* [Goal]:
Search the listing below for the string "value" and copy every line where it occurs.

═════ The data

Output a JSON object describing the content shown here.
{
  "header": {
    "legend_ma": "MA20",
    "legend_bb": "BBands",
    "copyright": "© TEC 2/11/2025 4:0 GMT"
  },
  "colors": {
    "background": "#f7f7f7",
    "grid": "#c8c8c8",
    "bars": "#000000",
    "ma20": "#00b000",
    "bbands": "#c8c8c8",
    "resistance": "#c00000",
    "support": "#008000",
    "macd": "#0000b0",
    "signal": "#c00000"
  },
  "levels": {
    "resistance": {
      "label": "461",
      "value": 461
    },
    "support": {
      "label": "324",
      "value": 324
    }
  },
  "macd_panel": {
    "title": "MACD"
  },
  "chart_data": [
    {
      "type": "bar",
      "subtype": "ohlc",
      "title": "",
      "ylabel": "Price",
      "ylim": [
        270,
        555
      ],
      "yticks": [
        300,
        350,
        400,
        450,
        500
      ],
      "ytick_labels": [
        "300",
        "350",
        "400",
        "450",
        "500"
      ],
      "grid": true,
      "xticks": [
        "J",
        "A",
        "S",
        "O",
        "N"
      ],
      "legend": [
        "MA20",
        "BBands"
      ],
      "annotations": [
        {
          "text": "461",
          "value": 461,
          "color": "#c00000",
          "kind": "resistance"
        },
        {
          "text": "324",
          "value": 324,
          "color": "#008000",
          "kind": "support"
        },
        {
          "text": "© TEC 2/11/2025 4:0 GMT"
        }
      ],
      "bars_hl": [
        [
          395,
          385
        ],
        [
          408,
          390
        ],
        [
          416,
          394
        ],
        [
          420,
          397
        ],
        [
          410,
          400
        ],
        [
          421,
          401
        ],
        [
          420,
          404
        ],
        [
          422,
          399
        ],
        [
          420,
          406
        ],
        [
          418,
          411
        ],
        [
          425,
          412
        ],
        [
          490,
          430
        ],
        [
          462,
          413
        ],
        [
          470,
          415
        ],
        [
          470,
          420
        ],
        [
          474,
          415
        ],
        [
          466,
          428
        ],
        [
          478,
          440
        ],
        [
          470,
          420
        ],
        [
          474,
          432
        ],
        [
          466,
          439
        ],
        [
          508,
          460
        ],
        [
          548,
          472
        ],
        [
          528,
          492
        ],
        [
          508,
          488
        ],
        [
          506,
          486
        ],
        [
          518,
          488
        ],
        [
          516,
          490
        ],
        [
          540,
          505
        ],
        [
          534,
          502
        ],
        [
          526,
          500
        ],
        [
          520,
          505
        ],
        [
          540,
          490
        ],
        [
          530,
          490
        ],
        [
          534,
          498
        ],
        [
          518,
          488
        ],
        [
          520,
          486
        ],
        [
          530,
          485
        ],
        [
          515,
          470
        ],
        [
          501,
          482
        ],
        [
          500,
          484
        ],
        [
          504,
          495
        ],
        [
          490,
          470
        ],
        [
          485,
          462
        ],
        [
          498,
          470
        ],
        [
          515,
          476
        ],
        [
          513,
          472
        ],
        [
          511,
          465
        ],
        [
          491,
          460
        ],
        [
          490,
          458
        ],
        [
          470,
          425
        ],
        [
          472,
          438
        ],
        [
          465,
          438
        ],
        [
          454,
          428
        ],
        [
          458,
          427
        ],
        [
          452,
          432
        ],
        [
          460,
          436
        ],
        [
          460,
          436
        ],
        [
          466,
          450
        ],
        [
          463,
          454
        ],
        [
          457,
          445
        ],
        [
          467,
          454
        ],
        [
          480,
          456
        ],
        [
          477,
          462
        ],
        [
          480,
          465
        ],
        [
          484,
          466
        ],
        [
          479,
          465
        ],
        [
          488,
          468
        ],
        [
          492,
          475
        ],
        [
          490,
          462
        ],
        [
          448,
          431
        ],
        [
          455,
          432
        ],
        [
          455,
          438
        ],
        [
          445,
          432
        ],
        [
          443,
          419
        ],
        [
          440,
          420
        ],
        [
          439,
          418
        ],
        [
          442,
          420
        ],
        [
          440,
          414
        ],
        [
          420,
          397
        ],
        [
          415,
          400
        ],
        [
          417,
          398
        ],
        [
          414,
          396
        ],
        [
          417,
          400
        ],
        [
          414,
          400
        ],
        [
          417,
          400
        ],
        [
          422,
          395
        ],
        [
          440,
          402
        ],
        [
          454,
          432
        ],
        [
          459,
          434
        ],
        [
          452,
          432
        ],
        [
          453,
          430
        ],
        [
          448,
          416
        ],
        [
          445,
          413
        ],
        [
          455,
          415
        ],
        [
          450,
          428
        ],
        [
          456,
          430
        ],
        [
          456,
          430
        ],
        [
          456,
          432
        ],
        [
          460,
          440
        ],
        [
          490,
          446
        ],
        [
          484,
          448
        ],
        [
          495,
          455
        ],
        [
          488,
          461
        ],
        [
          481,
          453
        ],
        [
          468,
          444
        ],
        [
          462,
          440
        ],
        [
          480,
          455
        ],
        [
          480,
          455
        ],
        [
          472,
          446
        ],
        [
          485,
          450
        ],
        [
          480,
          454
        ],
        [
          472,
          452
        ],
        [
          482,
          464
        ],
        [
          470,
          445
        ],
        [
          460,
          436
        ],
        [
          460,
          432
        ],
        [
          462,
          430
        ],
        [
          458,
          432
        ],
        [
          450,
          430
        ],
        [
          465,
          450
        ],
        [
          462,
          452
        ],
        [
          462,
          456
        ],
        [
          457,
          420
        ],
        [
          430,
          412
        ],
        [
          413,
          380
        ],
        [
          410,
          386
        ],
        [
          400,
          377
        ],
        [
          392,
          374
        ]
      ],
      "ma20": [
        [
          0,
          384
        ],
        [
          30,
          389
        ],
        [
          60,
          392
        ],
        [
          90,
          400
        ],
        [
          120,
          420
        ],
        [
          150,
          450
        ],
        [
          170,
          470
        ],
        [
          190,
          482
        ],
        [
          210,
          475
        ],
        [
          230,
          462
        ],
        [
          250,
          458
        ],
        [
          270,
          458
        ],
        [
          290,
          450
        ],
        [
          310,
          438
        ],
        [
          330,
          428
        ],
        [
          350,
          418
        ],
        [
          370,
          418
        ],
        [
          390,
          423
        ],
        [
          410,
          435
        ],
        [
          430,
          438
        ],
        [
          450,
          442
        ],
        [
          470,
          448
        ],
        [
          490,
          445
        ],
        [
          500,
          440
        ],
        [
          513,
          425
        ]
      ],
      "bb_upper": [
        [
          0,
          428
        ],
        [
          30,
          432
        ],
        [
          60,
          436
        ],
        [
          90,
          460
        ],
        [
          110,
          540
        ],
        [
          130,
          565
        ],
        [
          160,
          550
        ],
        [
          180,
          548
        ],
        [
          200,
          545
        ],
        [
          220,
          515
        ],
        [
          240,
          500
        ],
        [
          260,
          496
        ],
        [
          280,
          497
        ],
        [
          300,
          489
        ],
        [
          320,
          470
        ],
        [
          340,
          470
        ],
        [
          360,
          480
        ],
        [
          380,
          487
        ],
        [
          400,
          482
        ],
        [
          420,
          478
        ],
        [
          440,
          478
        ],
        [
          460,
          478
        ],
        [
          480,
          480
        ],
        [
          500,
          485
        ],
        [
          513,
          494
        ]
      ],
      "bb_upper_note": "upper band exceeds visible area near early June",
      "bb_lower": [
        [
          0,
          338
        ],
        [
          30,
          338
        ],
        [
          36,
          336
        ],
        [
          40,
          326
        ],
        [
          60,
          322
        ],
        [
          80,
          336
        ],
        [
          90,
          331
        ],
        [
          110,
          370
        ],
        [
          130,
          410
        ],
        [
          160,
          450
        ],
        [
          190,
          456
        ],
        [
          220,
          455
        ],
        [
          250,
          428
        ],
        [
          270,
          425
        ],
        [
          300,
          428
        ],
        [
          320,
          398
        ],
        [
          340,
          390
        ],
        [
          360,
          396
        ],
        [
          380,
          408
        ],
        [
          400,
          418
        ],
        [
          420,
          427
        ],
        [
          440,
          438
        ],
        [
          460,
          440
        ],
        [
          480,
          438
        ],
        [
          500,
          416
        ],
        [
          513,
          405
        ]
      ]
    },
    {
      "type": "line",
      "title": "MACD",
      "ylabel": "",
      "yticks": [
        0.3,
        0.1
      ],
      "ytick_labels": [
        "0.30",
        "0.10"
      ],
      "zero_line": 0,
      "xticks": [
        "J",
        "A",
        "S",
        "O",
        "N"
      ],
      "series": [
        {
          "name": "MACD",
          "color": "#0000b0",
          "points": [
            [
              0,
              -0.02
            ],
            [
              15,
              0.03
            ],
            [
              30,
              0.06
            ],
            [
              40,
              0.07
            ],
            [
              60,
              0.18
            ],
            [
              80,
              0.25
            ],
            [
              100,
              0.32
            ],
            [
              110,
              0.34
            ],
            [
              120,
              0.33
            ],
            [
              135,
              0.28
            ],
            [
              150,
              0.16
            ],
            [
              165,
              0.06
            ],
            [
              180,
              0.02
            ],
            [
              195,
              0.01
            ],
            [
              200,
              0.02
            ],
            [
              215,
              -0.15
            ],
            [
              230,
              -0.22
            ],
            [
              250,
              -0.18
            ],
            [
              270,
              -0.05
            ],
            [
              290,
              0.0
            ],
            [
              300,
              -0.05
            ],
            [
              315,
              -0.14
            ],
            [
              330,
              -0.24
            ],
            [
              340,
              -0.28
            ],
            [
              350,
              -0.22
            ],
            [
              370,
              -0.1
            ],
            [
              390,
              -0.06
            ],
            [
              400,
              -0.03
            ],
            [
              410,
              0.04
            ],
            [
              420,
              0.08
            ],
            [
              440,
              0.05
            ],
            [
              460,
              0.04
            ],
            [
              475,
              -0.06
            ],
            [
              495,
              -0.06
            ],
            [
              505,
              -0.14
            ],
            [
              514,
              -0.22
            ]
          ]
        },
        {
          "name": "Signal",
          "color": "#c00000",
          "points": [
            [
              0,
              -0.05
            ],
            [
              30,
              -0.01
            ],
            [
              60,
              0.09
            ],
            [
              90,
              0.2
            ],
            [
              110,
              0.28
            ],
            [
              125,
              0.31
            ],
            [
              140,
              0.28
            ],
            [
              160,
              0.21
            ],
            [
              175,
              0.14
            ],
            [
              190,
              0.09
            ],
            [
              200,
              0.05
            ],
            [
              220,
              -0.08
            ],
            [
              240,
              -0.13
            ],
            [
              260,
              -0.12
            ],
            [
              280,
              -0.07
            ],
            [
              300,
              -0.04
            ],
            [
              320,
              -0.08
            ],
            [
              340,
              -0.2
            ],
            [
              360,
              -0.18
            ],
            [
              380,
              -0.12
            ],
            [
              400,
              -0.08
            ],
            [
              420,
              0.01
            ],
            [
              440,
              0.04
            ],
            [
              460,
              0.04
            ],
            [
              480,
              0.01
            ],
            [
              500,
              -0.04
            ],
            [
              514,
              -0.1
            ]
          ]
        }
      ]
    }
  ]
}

══════════

* [Result for this task]:
      "value": 461
      "value": 324
          "value": 461,
          "value": 324,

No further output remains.